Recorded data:
● ● ● ● ● ● ●

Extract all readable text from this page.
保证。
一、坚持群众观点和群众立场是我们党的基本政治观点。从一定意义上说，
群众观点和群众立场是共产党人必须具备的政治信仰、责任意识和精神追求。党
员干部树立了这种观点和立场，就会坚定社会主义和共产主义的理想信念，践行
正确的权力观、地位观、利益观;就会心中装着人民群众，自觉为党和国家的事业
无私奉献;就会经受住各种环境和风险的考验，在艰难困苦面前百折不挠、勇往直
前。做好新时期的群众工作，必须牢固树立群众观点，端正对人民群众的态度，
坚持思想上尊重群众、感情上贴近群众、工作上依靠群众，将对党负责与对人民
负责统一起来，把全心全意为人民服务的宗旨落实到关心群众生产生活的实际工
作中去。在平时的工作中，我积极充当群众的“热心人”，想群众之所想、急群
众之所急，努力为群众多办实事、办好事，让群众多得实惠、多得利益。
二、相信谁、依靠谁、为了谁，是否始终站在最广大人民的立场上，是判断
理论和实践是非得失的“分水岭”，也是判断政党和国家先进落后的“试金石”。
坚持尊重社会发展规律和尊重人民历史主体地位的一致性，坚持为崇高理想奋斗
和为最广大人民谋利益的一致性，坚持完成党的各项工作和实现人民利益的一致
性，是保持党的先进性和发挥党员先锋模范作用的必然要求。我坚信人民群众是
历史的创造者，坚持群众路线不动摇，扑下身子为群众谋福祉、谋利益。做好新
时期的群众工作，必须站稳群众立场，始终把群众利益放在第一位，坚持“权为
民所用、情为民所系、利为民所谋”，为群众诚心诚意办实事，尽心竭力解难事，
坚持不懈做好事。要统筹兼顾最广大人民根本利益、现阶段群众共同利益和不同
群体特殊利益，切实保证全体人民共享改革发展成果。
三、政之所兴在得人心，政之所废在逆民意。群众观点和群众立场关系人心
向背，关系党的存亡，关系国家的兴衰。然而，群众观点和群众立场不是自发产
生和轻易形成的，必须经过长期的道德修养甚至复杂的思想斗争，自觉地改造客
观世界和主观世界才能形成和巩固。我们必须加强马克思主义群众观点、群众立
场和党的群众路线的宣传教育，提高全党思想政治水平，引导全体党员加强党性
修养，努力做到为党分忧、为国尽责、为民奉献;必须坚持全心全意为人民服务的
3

● ● ● ● ● ● ●

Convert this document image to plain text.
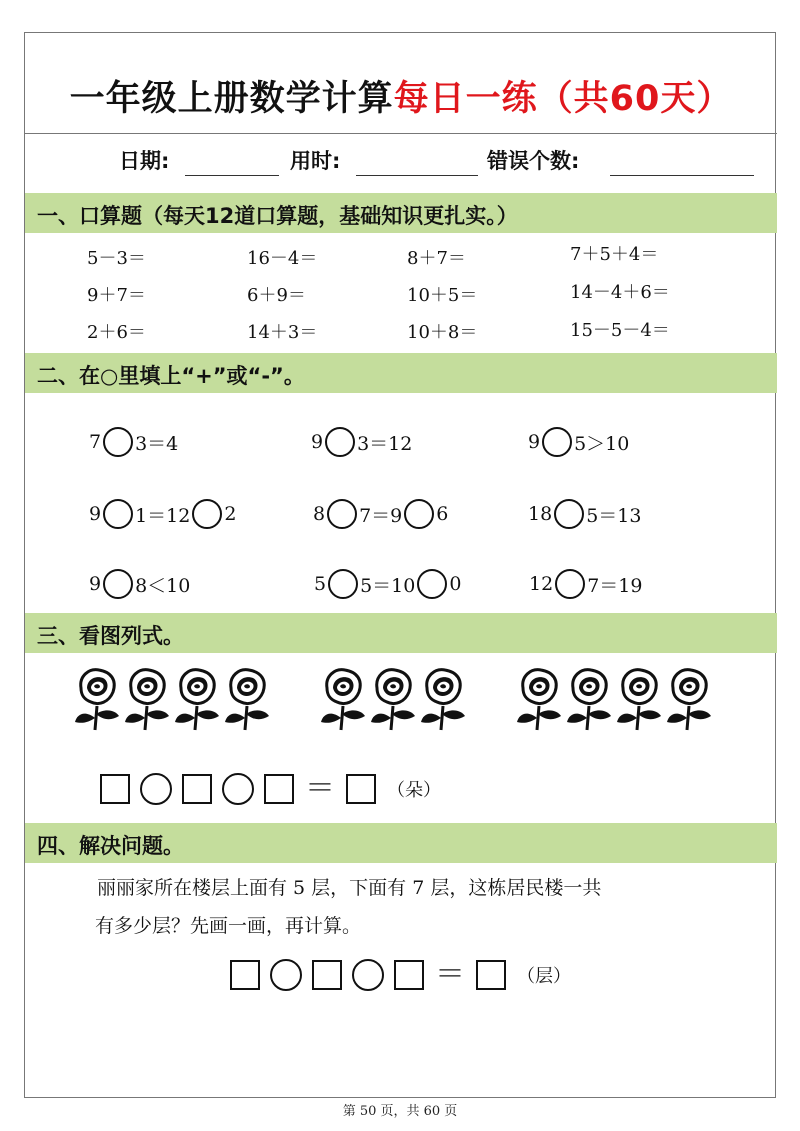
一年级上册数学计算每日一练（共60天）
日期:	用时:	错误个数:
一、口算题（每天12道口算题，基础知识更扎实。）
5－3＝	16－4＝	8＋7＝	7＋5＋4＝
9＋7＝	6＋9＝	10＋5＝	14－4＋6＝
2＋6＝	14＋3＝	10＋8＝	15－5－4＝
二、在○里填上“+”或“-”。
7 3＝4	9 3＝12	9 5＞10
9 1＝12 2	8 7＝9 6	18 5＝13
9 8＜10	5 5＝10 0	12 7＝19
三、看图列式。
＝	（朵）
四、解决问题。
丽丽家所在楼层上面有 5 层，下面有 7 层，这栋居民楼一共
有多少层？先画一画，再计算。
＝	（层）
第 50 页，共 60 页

● ● ● ● ● ● ●

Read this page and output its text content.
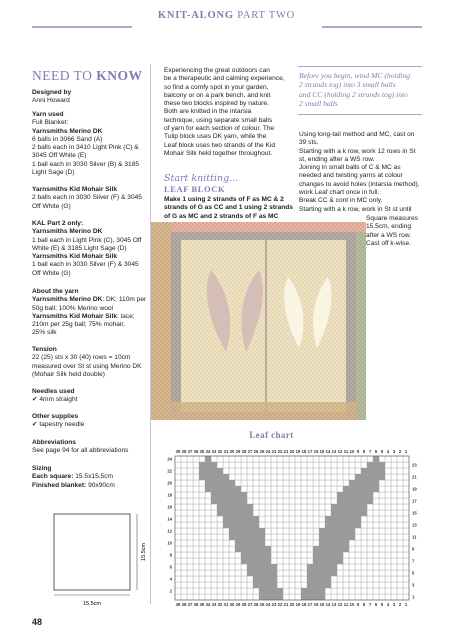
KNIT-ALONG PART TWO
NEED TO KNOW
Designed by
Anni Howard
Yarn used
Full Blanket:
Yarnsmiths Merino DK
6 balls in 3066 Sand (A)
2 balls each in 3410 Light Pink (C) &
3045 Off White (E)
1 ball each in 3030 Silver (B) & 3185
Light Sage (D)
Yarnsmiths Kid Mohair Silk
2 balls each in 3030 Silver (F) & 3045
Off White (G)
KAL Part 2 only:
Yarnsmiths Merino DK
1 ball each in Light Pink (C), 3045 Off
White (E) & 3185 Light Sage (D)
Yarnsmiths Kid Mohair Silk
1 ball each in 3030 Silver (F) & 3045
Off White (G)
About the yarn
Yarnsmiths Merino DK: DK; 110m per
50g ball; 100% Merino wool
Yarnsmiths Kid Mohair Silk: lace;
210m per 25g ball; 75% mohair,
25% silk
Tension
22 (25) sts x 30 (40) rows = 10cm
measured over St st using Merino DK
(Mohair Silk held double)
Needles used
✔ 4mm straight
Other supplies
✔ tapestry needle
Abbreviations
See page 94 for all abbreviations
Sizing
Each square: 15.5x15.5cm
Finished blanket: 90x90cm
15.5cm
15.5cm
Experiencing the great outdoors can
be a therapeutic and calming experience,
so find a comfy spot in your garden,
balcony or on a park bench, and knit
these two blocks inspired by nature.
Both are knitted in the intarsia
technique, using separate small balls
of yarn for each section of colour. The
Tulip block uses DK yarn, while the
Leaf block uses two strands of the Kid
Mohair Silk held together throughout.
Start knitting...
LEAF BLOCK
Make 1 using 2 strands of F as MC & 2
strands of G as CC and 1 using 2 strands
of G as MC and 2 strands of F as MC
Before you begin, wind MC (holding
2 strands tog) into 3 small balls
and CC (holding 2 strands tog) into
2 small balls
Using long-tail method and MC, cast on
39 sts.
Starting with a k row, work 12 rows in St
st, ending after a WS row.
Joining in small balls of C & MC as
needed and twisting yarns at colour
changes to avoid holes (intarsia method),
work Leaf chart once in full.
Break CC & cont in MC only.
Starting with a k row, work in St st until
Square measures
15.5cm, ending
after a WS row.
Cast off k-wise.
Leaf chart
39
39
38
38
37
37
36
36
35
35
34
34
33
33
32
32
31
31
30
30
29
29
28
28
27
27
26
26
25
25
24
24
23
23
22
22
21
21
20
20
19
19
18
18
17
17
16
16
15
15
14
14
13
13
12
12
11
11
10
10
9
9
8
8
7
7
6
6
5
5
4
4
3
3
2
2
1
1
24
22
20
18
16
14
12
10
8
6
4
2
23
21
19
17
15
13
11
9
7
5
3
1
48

● ● ● ● ● ● ●

**Instructions for the task**.
Find every line in the records above that holds the word "page", and copy each one.

**Task answer**.
Extract all readable text from this page.
Read this page and output its text content.
See page 94 for all abbreviations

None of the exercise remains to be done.